Document extract -

################

A GNOME 3.0 plan
A GNOME 3.0 plan
Posted Apr 2, 2009 21:25 UTC (Thu) by drag (guest, #31333)In reply to: A GNOME 3.0 plan by Cyberax
Parent article: A GNOME 3.0 plan
Well not any more.
Well anyways. What I am saying is that you take a pure Gnome or Pure GTK desktop and have it perform X number of tasks and run for X number of minutes.. record the statistics, then do the same thing with KDE. It isn't that difficult, but any time I see it done it is never really conclusive. I've seen benchmarks comparing XFCE vs KDE vs Gnome and depending on the user's requirements XFCE used several dozen less megs of RAM to several dozen more megs of RAM compared to KDE or Gnome doing the same tasks.
Then after you compare KDE and Gnome you can then go onto explain why LXDE kicks the ever living crap out of both in terms of speed and resource usage and yet still uses GTK.
What does seem conclusive is the amount of features you have the amount of resources that is used up increases. It does not matter what language your using. The more the software does the more it is going to use up doing that.
In fact the benefits of C++ over C for the sake of having a object oriented language is so dubious at this point it's just silly getting into these language wars. C++ was written in C. There is nothing at all that you can do in C++ that you cannot do just as effectively in C. Saying otherwise is just rubbish. Any good programmer is perfectly and 100% capable of writing programs in a pure object oriented manner using C language.
The _REAL_ difference, then, between the two languages then is the amount of time and effort that you save in using C++ over C.
So that is the metric that you really need to look into. If your starting a new program then that is something that you should look into in a huge way, I mean it would be silly to start a new project in C if you needed a usable product in the foreseeable future if you thought that C++ was more efficient language.

################

Data for review -
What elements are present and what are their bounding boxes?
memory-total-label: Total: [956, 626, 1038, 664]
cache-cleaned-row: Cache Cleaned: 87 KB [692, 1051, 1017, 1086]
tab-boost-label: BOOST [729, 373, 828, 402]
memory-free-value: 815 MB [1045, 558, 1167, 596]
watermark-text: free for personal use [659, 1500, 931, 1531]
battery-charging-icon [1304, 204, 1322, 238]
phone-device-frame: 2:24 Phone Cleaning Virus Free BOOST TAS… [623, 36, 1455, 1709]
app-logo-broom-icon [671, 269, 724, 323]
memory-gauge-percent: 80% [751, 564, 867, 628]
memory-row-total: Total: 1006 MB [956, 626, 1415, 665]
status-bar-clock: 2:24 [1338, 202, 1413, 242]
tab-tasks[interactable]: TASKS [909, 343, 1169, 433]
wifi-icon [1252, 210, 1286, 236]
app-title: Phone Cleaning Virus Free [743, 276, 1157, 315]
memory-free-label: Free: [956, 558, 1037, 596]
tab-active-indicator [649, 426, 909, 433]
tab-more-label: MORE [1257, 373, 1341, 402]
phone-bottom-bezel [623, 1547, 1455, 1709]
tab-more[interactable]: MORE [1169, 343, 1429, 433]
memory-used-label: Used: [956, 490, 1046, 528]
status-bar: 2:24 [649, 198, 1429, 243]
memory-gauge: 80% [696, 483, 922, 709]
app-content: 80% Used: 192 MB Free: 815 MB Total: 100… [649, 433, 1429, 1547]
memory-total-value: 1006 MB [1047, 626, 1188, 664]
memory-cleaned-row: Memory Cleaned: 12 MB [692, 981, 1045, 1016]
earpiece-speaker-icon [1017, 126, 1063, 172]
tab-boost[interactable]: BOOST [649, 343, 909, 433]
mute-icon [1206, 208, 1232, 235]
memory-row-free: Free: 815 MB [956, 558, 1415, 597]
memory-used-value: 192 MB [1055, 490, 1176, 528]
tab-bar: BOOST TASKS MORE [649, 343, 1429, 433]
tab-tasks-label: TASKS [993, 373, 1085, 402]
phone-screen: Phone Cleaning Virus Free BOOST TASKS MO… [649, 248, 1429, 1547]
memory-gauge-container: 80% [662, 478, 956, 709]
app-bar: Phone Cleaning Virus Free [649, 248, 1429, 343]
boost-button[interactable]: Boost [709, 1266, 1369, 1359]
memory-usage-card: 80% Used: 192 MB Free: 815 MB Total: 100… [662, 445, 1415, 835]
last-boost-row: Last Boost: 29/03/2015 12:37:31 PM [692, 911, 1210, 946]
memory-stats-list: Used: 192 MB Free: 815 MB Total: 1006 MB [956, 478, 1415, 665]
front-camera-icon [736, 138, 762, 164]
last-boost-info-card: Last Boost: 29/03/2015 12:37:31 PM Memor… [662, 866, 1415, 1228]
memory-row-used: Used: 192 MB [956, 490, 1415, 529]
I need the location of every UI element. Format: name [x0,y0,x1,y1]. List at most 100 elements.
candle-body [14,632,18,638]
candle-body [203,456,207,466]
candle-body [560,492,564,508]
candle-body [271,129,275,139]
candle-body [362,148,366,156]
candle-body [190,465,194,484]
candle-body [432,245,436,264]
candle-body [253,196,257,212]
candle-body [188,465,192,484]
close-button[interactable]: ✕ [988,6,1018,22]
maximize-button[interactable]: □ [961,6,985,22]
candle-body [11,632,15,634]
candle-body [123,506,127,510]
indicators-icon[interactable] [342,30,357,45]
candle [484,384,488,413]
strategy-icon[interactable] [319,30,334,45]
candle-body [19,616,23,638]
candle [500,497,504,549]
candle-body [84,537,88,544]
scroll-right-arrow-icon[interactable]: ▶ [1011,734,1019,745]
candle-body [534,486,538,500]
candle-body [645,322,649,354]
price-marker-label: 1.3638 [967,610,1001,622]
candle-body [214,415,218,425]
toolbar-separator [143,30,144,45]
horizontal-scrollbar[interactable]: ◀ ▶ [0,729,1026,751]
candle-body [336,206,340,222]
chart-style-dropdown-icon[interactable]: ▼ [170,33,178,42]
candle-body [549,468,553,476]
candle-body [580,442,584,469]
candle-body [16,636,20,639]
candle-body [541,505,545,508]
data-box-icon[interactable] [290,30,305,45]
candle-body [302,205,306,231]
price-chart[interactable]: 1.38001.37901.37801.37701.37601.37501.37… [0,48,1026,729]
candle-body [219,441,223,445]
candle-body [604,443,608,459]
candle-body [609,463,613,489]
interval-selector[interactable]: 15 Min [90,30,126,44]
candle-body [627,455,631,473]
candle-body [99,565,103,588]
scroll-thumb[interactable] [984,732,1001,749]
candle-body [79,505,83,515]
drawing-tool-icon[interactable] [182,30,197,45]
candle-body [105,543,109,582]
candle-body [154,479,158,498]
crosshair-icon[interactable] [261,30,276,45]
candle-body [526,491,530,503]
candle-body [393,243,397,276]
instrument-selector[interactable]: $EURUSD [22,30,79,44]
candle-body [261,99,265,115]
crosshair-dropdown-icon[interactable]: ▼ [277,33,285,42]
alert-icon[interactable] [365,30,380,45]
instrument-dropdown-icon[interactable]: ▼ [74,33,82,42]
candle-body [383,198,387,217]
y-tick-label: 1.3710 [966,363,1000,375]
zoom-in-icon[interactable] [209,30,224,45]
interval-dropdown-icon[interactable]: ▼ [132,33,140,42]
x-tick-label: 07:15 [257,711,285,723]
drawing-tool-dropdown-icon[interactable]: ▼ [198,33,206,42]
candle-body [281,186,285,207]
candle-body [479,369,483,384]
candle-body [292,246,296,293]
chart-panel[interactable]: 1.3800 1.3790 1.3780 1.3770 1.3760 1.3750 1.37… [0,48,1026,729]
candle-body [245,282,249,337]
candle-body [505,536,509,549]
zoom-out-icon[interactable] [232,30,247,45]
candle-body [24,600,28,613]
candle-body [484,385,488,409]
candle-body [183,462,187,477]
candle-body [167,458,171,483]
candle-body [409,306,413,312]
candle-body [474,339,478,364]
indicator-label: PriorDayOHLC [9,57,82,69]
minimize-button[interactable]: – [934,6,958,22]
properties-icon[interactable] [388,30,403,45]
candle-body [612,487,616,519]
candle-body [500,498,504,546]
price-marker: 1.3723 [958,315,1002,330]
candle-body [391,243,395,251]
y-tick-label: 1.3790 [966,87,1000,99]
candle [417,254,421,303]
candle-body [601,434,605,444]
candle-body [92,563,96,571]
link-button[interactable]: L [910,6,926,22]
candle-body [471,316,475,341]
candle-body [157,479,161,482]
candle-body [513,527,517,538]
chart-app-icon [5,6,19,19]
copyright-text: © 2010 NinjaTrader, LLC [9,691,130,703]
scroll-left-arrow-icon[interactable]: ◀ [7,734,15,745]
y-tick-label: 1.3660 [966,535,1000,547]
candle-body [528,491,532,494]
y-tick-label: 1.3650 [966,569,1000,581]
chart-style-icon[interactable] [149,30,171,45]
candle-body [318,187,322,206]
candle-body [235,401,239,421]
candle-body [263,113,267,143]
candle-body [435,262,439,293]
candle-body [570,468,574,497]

################

What to work on -
A. In the comment on the GNOME 3.0 plan, which desktop is said to beat both KDE and Gnome in speed and resource usage while still using GTK?
B. Continue the comment on the GNOME 3.0 plan from the point where it stops.

Answers for each item -
A. LXDE

B.
Seeing how GTK exists in C right now, and it is already written, then I don't really see the benefit in rewriting it for the sake of using C++. Your not saving any time, your not saving any effort. In fact it would require a huge amount of effort, and years before you would even get back to the same level that you are already at.
Look at what happenned to KDE4. It has been almost FOUR YEARS since the last major KDE3 revision, 3.5... and yet KDE4 is still not up to were that was in 2005, in terms of usability and feature set. (and I am not talking about QT or KDE lib feature set, like plasma or whatever, I am talking about actually regular folks using software on it and getting work done). This was just a significant ABI/API change, not a complete rewrite or language change or anything like that.
The way things stand now is that GTK is established, it's compatible with all it's applications, it has lots of good language bindings so that people can use a multitude of different languages.
I can accept a change and getting rid of depreciated interfaces and thus abandoning compatibility with applications that have not been updated for years and years in a effort to improve usability and performance, but really I just don't see the benefit in what you guys are saying.